▶ **WRITTEN REQUEST**
Will you print the material below without altering a single character?

________________

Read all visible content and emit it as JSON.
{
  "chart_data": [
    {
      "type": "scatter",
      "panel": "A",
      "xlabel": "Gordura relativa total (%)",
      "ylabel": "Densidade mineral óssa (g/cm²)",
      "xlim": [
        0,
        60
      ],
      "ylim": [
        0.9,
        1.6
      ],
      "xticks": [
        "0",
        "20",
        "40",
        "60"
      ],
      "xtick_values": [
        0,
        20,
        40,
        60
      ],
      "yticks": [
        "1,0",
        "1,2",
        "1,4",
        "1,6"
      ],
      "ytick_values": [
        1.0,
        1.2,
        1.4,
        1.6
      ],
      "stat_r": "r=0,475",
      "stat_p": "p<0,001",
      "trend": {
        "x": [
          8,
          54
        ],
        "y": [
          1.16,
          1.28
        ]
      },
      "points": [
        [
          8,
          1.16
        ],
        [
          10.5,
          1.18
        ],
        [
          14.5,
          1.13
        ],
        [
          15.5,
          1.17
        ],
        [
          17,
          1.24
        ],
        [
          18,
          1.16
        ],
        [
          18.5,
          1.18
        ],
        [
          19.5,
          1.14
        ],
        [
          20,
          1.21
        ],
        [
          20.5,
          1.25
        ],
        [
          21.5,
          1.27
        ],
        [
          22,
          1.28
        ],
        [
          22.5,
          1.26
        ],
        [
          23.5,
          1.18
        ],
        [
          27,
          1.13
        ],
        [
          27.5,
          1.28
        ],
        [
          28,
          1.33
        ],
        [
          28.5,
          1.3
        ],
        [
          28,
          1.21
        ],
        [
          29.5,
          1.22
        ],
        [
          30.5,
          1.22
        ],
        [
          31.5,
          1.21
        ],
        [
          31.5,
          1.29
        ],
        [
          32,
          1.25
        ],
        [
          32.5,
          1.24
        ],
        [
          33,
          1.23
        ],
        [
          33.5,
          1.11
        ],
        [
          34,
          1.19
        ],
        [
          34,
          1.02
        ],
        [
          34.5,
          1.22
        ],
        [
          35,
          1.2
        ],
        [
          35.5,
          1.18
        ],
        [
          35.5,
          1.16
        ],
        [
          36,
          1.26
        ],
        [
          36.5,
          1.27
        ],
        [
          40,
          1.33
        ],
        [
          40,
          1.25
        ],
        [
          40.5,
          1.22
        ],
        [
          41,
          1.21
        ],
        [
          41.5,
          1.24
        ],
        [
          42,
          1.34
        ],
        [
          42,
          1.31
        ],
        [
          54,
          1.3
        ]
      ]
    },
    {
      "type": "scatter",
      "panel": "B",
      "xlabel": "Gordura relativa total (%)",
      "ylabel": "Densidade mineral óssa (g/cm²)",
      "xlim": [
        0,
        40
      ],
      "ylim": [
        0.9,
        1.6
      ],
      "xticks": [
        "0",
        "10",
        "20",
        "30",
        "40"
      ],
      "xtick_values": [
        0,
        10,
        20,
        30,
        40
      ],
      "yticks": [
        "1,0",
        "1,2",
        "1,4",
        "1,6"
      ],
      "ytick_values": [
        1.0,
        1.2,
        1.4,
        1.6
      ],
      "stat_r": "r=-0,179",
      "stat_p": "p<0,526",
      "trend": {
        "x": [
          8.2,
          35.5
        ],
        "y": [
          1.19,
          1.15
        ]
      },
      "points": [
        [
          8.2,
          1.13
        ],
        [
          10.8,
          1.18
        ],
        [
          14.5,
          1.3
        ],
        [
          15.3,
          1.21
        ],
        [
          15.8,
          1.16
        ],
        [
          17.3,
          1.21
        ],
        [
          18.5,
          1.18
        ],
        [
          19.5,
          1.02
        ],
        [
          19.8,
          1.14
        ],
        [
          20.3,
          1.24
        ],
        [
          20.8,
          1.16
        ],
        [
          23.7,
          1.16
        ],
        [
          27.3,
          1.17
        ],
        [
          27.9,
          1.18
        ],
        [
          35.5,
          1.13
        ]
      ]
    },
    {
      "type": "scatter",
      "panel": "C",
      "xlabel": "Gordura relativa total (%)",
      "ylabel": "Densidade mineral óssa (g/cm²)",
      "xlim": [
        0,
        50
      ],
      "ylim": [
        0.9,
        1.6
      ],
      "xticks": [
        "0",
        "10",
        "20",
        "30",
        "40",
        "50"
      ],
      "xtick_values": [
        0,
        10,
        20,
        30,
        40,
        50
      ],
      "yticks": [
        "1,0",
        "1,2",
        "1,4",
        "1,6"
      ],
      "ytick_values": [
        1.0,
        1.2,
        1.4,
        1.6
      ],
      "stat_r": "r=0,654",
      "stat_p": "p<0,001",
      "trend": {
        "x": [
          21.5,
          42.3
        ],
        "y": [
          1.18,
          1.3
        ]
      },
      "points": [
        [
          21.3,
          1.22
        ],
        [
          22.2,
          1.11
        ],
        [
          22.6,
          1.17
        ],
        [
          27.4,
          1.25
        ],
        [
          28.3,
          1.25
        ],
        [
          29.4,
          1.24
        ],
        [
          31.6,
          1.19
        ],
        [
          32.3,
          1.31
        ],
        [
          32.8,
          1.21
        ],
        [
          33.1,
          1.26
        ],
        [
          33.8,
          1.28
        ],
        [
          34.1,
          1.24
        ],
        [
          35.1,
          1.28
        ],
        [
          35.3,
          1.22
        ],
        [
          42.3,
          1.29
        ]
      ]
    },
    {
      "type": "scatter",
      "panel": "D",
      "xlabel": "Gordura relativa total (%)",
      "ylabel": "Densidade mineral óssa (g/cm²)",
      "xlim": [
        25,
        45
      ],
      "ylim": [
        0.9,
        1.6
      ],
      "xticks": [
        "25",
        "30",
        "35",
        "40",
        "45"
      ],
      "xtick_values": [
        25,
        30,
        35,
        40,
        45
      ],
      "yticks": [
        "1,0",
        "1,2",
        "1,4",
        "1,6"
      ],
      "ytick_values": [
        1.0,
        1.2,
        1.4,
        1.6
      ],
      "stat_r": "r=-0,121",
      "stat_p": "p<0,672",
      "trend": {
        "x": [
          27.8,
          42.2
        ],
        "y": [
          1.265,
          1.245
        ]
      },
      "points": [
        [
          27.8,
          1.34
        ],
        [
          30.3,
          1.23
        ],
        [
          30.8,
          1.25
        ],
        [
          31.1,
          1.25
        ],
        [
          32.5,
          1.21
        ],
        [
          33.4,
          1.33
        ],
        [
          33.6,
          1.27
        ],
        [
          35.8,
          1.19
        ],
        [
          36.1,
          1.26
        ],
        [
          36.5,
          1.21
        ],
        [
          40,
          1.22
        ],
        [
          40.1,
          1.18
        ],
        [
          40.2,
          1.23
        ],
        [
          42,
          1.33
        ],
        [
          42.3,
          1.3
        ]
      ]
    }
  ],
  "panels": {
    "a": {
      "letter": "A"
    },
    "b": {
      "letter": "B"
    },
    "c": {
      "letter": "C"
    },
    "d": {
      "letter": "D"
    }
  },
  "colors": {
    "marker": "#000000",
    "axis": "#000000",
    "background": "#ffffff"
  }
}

________________

▶ **SOLVED EXERCISE**
Read all visible content and emit it as JSON.
{
  "chart_data": [
    {
      "type": "scatter",
      "panel": "A",
      "xlabel": "Gordura relativa total (%)",
      "ylabel": "Densidade mineral óssa (g/cm²)",
      "xlim": [
        0,
        60
      ],
      "ylim": [
        0.9,
        1.6
      ],
      "xticks": [
        "0",
        "20",
        "40",
        "60"
      ],
      "xtick_values": [
        0,
        20,
        40,
        60
      ],
      "yticks": [
        "1,0",
        "1,2",
        "1,4",
        "1,6"
      ],
      "ytick_values": [
        1.0,
        1.2,
        1.4,
        1.6
      ],
      "stat_r": "r=0,475",
      "stat_p": "p<0,001",
      "trend": {
        "x": [
          8,
          54
        ],
        "y": [
          1.16,
          1.28
        ]
      },
      "points": [
        [
          8,
          1.16
        ],
        [
          10.5,
          1.18
        ],
        [
          14.5,
          1.13
        ],
        [
          15.5,
          1.17
        ],
        [
          17,
          1.24
        ],
        [
          18,
          1.16
        ],
        [
          18.5,
          1.18
        ],
        [
          19.5,
          1.14
        ],
        [
          20,
          1.21
        ],
        [
          20.5,
          1.25
        ],
        [
          21.5,
          1.27
        ],
        [
          22,
          1.28
        ],
        [
          22.5,
          1.26
        ],
        [
          23.5,
          1.18
        ],
        [
          27,
          1.13
        ],
        [
          27.5,
          1.28
        ],
        [
          28,
          1.33
        ],
        [
          28.5,
          1.3
        ],
        [
          28,
          1.21
        ],
        [
          29.5,
          1.22
        ],
        [
          30.5,
          1.22
        ],
        [
          31.5,
          1.21
        ],
        [
          31.5,
          1.29
        ],
        [
          32,
          1.25
        ],
        [
          32.5,
          1.24
        ],
        [
          33,
          1.23
        ],
        [
          33.5,
          1.11
        ],
        [
          34,
          1.19
        ],
        [
          34,
          1.02
        ],
        [
          34.5,
          1.22
        ],
        [
          35,
          1.2
        ],
        [
          35.5,
          1.18
        ],
        [
          35.5,
          1.16
        ],
        [
          36,
          1.26
        ],
        [
          36.5,
          1.27
        ],
        [
          40,
          1.33
        ],
        [
          40,
          1.25
        ],
        [
          40.5,
          1.22
        ],
        [
          41,
          1.21
        ],
        [
          41.5,
          1.24
        ],
        [
          42,
          1.34
        ],
        [
          42,
          1.31
        ],
        [
          54,
          1.3
        ]
      ]
    },
    {
      "type": "scatter",
      "panel": "B",
      "xlabel": "Gordura relativa total (%)",
      "ylabel": "Densidade mineral óssa (g/cm²)",
      "xlim": [
        0,
        40
      ],
      "ylim": [
        0.9,
        1.6
      ],
      "xticks": [
        "0",
        "10",
        "20",
        "30",
        "40"
      ],
      "xtick_values": [
        0,
        10,
        20,
        30,
        40
      ],
      "yticks": [
        "1,0",
        "1,2",
        "1,4",
        "1,6"
      ],
      "ytick_values": [
        1.0,
        1.2,
        1.4,
        1.6
      ],
      "stat_r": "r=-0,179",
      "stat_p": "p<0,526",
      "trend": {
        "x": [
          8.2,
          35.5
        ],
        "y": [
          1.19,
          1.15
        ]
      },
      "points": [
        [
          8.2,
          1.13
        ],
        [
          10.8,
          1.18
        ],
        [
          14.5,
          1.3
        ],
        [
          15.3,
          1.21
        ],
        [
          15.8,
          1.16
        ],
        [
          17.3,
          1.21
        ],
        [
          18.5,
          1.18
        ],
        [
          19.5,
          1.02
        ],
        [
          19.8,
          1.14
        ],
        [
          20.3,
          1.24
        ],
        [
          20.8,
          1.16
        ],
        [
          23.7,
          1.16
        ],
        [
          27.3,
          1.17
        ],
        [
          27.9,
          1.18
        ],
        [
          35.5,
          1.13
        ]
      ]
    },
    {
      "type": "scatter",
      "panel": "C",
      "xlabel": "Gordura relativa total (%)",
      "ylabel": "Densidade mineral óssa (g/cm²)",
      "xlim": [
        0,
        50
      ],
      "ylim": [
        0.9,
        1.6
      ],
      "xticks": [
        "0",
        "10",
        "20",
        "30",
        "40",
        "50"
      ],
      "xtick_values": [
        0,
        10,
        20,
        30,
        40,
        50
      ],
      "yticks": [
        "1,0",
        "1,2",
        "1,4",
        "1,6"
      ],
      "ytick_values": [
        1.0,
        1.2,
        1.4,
        1.6
      ],
      "stat_r": "r=0,654",
      "stat_p": "p<0,001",
      "trend": {
        "x": [
          21.5,
          42.3
        ],
        "y": [
          1.18,
          1.3
        ]
      },
      "points": [
        [
          21.3,
          1.22
        ],
        [
          22.2,
          1.11
        ],
        [
          22.6,
          1.17
        ],
        [
          27.4,
          1.25
        ],
        [
          28.3,
          1.25
        ],
        [
          29.4,
          1.24
        ],
        [
          31.6,
          1.19
        ],
        [
          32.3,
          1.31
        ],
        [
          32.8,
          1.21
        ],
        [
          33.1,
          1.26
        ],
        [
          33.8,
          1.28
        ],
        [
          34.1,
          1.24
        ],
        [
          35.1,
          1.28
        ],
        [
          35.3,
          1.22
        ],
        [
          42.3,
          1.29
        ]
      ]
    },
    {
      "type": "scatter",
      "panel": "D",
      "xlabel": "Gordura relativa total (%)",
      "ylabel": "Densidade mineral óssa (g/cm²)",
      "xlim": [
        25,
        45
      ],
      "ylim": [
        0.9,
        1.6
      ],
      "xticks": [
        "25",
        "30",
        "35",
        "40",
        "45"
      ],
      "xtick_values": [
        25,
        30,
        35,
        40,
        45
      ],
      "yticks": [
        "1,0",
        "1,2",
        "1,4",
        "1,6"
      ],
      "ytick_values": [
        1.0,
        1.2,
        1.4,
        1.6
      ],
      "stat_r": "r=-0,121",
      "stat_p": "p<0,672",
      "trend": {
        "x": [
          27.8,
          42.2
        ],
        "y": [
          1.265,
          1.245
        ]
      },
      "points": [
        [
          27.8,
          1.34
        ],
        [
          30.3,
          1.23
        ],
        [
          30.8,
          1.25
        ],
        [
          31.1,
          1.25
        ],
        [
          32.5,
          1.21
        ],
        [
          33.4,
          1.33
        ],
        [
          33.6,
          1.27
        ],
        [
          35.8,
          1.19
        ],
        [
          36.1,
          1.26
        ],
        [
          36.5,
          1.21
        ],
        [
          40,
          1.22
        ],
        [
          40.1,
          1.18
        ],
        [
          40.2,
          1.23
        ],
        [
          42,
          1.33
        ],
        [
          42.3,
          1.3
        ]
      ]
    }
  ],
  "panels": {
    "a": {
      "letter": "A"
    },
    "b": {
      "letter": "B"
    },
    "c": {
      "letter": "C"
    },
    "d": {
      "letter": "D"
    }
  },
  "colors": {
    "marker": "#000000",
    "axis": "#000000",
    "background": "#ffffff"
  }
}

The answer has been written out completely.